## Objective
Reproduce every line of the listing as written, apart from the pictures.

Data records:

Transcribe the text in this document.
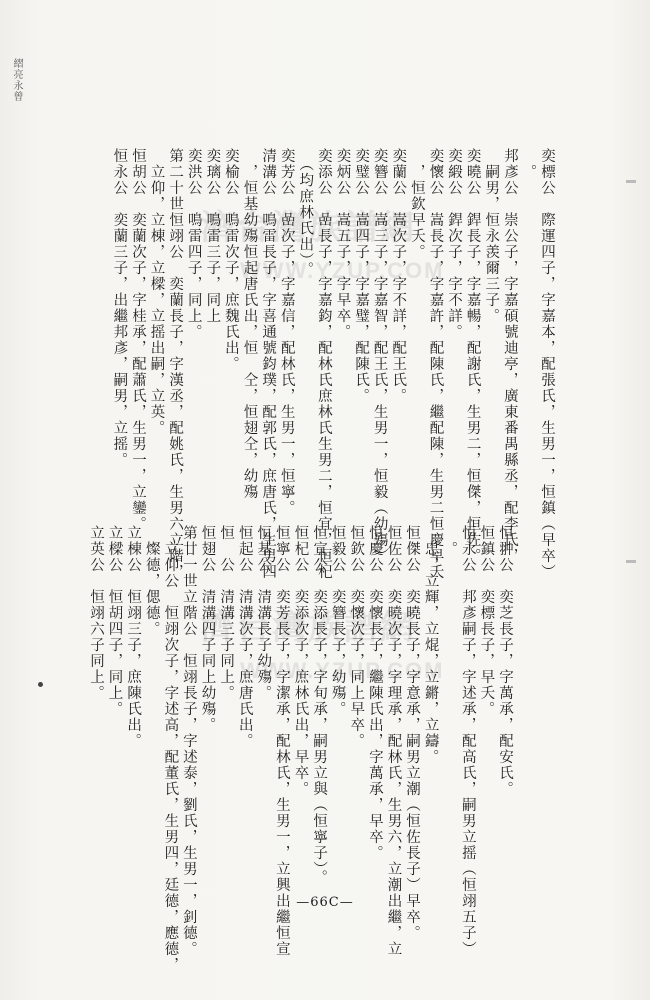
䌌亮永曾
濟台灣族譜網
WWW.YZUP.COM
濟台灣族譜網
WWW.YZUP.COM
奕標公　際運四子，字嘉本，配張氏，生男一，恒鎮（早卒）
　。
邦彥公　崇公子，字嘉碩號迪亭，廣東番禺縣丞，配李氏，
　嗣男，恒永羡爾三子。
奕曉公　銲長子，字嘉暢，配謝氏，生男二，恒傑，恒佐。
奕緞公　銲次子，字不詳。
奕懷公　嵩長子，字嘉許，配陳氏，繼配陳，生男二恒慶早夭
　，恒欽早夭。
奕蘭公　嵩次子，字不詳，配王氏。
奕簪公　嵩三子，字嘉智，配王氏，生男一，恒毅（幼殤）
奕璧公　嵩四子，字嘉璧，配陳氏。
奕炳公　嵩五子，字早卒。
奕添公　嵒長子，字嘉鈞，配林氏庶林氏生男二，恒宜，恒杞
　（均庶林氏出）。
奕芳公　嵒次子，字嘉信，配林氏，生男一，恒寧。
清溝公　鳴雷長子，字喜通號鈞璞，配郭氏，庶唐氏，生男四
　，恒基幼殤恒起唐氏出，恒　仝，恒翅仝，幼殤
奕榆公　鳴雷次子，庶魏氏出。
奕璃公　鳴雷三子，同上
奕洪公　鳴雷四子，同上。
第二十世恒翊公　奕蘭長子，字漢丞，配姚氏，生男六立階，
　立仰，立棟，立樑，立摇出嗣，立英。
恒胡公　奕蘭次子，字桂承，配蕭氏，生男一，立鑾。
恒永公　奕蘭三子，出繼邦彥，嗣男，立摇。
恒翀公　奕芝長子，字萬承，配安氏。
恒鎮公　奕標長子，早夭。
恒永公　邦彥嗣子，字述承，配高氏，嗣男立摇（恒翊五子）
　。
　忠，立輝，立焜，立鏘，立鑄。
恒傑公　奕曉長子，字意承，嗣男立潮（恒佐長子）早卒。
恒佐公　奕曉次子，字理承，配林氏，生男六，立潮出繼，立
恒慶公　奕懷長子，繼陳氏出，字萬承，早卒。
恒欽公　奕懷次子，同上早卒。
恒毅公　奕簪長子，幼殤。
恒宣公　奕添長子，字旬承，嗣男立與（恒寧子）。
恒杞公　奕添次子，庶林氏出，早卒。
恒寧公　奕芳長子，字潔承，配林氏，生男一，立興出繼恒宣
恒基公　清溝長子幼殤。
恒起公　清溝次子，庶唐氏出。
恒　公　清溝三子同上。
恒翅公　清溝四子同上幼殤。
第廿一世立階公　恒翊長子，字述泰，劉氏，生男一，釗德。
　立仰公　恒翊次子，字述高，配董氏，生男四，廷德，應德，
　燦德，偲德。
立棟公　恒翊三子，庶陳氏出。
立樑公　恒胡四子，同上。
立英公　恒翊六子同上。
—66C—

## Full answer
Transcribe the text in this document.
䌌亮永曾
濟台灣族譜網
WWW.YZUP.COM
濟台灣族譜網
WWW.YZUP.COM
奕標公　際運四子，字嘉本，配張氏，生男一，恒鎮（早卒）
　。
邦彥公　崇公子，字嘉碩號迪亭，廣東番禺縣丞，配李氏，
　嗣男，恒永羡爾三子。
奕曉公　銲長子，字嘉暢，配謝氏，生男二，恒傑，恒佐。
奕緞公　銲次子，字不詳。
奕懷公　嵩長子，字嘉許，配陳氏，繼配陳，生男二恒慶早夭
　，恒欽早夭。
奕蘭公　嵩次子，字不詳，配王氏。
奕簪公　嵩三子，字嘉智，配王氏，生男一，恒毅（幼殤）
奕璧公　嵩四子，字嘉璧，配陳氏。
奕炳公　嵩五子，字早卒。
奕添公　嵒長子，字嘉鈞，配林氏庶林氏生男二，恒宜，恒杞
　（均庶林氏出）。
奕芳公　嵒次子，字嘉信，配林氏，生男一，恒寧。
清溝公　鳴雷長子，字喜通號鈞璞，配郭氏，庶唐氏，生男四
　，恒基幼殤恒起唐氏出，恒　仝，恒翅仝，幼殤
奕榆公　鳴雷次子，庶魏氏出。
奕璃公　鳴雷三子，同上
奕洪公　鳴雷四子，同上。
第二十世恒翊公　奕蘭長子，字漢丞，配姚氏，生男六立階，
　立仰，立棟，立樑，立摇出嗣，立英。
恒胡公　奕蘭次子，字桂承，配蕭氏，生男一，立鑾。
恒永公　奕蘭三子，出繼邦彥，嗣男，立摇。
恒翀公　奕芝長子，字萬承，配安氏。
恒鎮公　奕標長子，早夭。
恒永公　邦彥嗣子，字述承，配高氏，嗣男立摇（恒翊五子）
　。
　忠，立輝，立焜，立鏘，立鑄。
恒傑公　奕曉長子，字意承，嗣男立潮（恒佐長子）早卒。
恒佐公　奕曉次子，字理承，配林氏，生男六，立潮出繼，立
恒慶公　奕懷長子，繼陳氏出，字萬承，早卒。
恒欽公　奕懷次子，同上早卒。
恒毅公　奕簪長子，幼殤。
恒宣公　奕添長子，字旬承，嗣男立與（恒寧子）。
恒杞公　奕添次子，庶林氏出，早卒。
恒寧公　奕芳長子，字潔承，配林氏，生男一，立興出繼恒宣
恒基公　清溝長子幼殤。
恒起公　清溝次子，庶唐氏出。
恒　公　清溝三子同上。
恒翅公　清溝四子同上幼殤。
第廿一世立階公　恒翊長子，字述泰，劉氏，生男一，釗德。
　立仰公　恒翊次子，字述高，配董氏，生男四，廷德，應德，
　燦德，偲德。
立棟公　恒翊三子，庶陳氏出。
立樑公　恒胡四子，同上。
立英公　恒翊六子同上。
—66C—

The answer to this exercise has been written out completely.